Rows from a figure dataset
====
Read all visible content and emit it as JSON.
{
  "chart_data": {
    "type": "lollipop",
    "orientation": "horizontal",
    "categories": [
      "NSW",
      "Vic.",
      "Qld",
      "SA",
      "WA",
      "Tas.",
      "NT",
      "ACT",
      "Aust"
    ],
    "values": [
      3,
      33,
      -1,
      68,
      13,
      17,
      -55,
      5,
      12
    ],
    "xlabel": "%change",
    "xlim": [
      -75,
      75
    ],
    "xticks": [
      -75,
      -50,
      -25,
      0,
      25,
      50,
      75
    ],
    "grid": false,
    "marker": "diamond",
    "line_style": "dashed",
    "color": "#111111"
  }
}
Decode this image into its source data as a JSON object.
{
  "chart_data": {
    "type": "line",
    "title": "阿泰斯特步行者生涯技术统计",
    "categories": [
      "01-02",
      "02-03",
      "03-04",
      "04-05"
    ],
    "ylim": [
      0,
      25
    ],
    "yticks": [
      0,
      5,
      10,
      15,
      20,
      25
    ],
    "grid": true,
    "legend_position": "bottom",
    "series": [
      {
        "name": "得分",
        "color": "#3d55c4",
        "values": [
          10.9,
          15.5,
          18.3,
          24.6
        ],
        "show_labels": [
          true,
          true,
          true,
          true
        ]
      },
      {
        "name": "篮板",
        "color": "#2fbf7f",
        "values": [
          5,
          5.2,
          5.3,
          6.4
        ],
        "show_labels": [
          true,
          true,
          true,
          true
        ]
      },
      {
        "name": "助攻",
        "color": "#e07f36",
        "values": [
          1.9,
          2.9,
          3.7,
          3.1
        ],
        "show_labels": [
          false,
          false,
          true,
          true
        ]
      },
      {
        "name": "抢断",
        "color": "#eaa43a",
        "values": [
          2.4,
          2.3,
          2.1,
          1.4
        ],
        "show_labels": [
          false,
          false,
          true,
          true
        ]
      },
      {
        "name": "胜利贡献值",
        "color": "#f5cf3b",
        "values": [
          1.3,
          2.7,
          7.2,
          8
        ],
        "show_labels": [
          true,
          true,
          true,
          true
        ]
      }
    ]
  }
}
====
STATED GOAL
Repeat each entry word for word.

WORKED ANSWER
Read all visible content and emit it as JSON.
{
  "chart_data": {
    "type": "lollipop",
    "orientation": "horizontal",
    "categories": [
      "NSW",
      "Vic.",
      "Qld",
      "SA",
      "WA",
      "Tas.",
      "NT",
      "ACT",
      "Aust"
    ],
    "values": [
      3,
      33,
      -1,
      68,
      13,
      17,
      -55,
      5,
      12
    ],
    "xlabel": "%change",
    "xlim": [
      -75,
      75
    ],
    "xticks": [
      -75,
      -50,
      -25,
      0,
      25,
      50,
      75
    ],
    "grid": false,
    "marker": "diamond",
    "line_style": "dashed",
    "color": "#111111"
  }
}
Decode this image into its source data as a JSON object.
{
  "chart_data": {
    "type": "line",
    "title": "阿泰斯特步行者生涯技术统计",
    "categories": [
      "01-02",
      "02-03",
      "03-04",
      "04-05"
    ],
    "ylim": [
      0,
      25
    ],
    "yticks": [
      0,
      5,
      10,
      15,
      20,
      25
    ],
    "grid": true,
    "legend_position": "bottom",
    "series": [
      {
        "name": "得分",
        "color": "#3d55c4",
        "values": [
          10.9,
          15.5,
          18.3,
          24.6
        ],
        "show_labels": [
          true,
          true,
          true,
          true
        ]
      },
      {
        "name": "篮板",
        "color": "#2fbf7f",
        "values": [
          5,
          5.2,
          5.3,
          6.4
        ],
        "show_labels": [
          true,
          true,
          true,
          true
        ]
      },
      {
        "name": "助攻",
        "color": "#e07f36",
        "values": [
          1.9,
          2.9,
          3.7,
          3.1
        ],
        "show_labels": [
          false,
          false,
          true,
          true
        ]
      },
      {
        "name": "抢断",
        "color": "#eaa43a",
        "values": [
          2.4,
          2.3,
          2.1,
          1.4
        ],
        "show_labels": [
          false,
          false,
          true,
          true
        ]
      },
      {
        "name": "胜利贡献值",
        "color": "#f5cf3b",
        "values": [
          1.3,
          2.7,
          7.2,
          8
        ],
        "show_labels": [
          true,
          true,
          true,
          true
        ]
      }
    ]
  }
}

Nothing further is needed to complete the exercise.